→ **Tarea asignada 1**: Según el texto sobre la comunión espiritual, ¿qué añade Santa Teresa de Jesús acerca de la Comunión espiritual?
→ **Tarea asignada 2**: Escriba lo que sigue en el texto sobre la comunión espiritual, a partir de sus últimas palabras.

LUNES DE LA SEGUNDA SEMANA DE PENTECOSTÉS


      LA COMUNIÓN ESPIRITUAL

“Se recibe espiritualmente el Cuerpo de Jesucristo, dice Santo Tomás, cuando se cree en su presencia real bajo las especies eucarísticas, y con ardor se desea recibirle sacramentalmente.” El Santo Concilio Tridentino asegura: “que las almas que desean comer este pan celestial con la fe viva que anima la caridad, notan en sí mismas LOS FRUTOS y las ventajas que de él se recogen. Y Santa Teresa de Jesús añade que por la Comunión espiritual se imprime más profundamente en nosotros el amor de Cristo. Un día, la bienaventurada Margarita María deseaba ardientemente comulgar, y apareciéndosele el Señor, le dijo: “Hija mía, tu deseo ha penetrado tan hondo dentro de mi corazón, que si yo no hubiera instituido este sacramento de amor, lo instituiría ahora para ti sola: porque es tanto lo que ME AGRADA ser deseado, que tantas veces como un corazón expresa tal deseo, otras tantas le miro con ternura para atraerle hacia mí.”

→ **Información proporcionada**:
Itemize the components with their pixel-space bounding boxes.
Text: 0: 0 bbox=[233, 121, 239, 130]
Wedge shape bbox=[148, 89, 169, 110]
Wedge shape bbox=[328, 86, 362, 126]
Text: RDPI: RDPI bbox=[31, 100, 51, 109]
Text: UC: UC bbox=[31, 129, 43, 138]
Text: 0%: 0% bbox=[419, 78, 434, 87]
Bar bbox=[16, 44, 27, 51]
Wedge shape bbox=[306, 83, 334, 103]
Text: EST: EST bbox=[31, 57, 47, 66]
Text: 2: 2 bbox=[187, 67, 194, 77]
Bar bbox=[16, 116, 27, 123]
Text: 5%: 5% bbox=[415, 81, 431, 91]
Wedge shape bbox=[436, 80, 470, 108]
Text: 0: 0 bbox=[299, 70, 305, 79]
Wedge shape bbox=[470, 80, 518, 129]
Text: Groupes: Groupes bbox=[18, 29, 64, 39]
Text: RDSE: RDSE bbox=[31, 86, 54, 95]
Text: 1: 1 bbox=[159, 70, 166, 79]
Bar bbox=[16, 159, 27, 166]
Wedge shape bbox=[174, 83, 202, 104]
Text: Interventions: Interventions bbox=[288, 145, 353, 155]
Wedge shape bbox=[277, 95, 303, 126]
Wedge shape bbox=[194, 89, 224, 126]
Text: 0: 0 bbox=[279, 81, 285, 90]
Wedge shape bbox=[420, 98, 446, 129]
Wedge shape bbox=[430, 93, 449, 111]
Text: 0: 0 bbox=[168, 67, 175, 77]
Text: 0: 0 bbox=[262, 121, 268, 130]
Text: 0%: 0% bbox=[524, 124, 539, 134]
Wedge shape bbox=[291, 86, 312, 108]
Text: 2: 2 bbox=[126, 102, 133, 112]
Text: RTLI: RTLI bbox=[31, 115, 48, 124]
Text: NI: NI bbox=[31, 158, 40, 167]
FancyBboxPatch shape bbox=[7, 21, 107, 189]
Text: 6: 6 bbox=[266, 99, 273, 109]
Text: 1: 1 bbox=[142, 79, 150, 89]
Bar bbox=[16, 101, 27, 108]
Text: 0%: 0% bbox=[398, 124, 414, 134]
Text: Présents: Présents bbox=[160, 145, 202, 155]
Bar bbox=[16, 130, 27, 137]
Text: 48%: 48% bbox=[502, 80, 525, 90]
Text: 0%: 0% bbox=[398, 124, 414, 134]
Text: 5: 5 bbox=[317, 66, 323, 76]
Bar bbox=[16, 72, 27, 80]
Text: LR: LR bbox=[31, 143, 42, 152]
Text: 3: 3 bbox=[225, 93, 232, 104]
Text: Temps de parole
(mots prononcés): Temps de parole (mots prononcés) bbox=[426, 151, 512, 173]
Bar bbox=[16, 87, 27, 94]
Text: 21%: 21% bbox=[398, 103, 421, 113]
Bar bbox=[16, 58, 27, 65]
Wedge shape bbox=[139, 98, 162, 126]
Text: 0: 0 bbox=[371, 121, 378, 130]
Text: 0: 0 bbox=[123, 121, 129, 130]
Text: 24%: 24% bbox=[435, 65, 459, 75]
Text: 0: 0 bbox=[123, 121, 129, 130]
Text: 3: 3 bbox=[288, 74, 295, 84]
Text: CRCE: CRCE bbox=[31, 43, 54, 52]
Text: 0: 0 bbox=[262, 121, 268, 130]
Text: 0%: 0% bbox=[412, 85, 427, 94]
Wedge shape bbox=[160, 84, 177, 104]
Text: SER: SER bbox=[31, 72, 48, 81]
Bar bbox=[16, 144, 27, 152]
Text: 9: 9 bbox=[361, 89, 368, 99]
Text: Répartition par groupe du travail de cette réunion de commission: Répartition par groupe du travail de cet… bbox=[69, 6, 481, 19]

→ **Respuesta esperada 1**: Que por la Comunión espiritual se imprime más profundamente en nosotros el amor de Cristo.

→ **Respuesta esperada 2**:
¡Qué numerosas son las VIRTUDES que la Comunión espiritual nos hace practicar! La fe en la presencia real, la confianza que nos lleva a orar, el amor que inflama nuestros deseos… Por la Comunión espiritual se nos da el gusto de las cosas divinas, aprendemos a recogernos en presencia del Señor, aumentamos el fervor del alma, somos más fieles a la gracia, afirmamos y robustecemos la voluntad en la práctica del bien, y a veces, por una fervorosa Comunión espiritual, recogemos más provecho para el alma que la comulgar sacramentalmente con menos amor.
                           
La Comunión espiritual tiene además la ventaja de que podemos renovarla a cada momento del día y de la noche, pudiéndose hacer en CUALQUIER LUGAR en que uno se encuentre, sin llamar la atención de nadie más que de Jesús, que se complace en responder a nuestro santo ardor con un sinnúmero de gracias.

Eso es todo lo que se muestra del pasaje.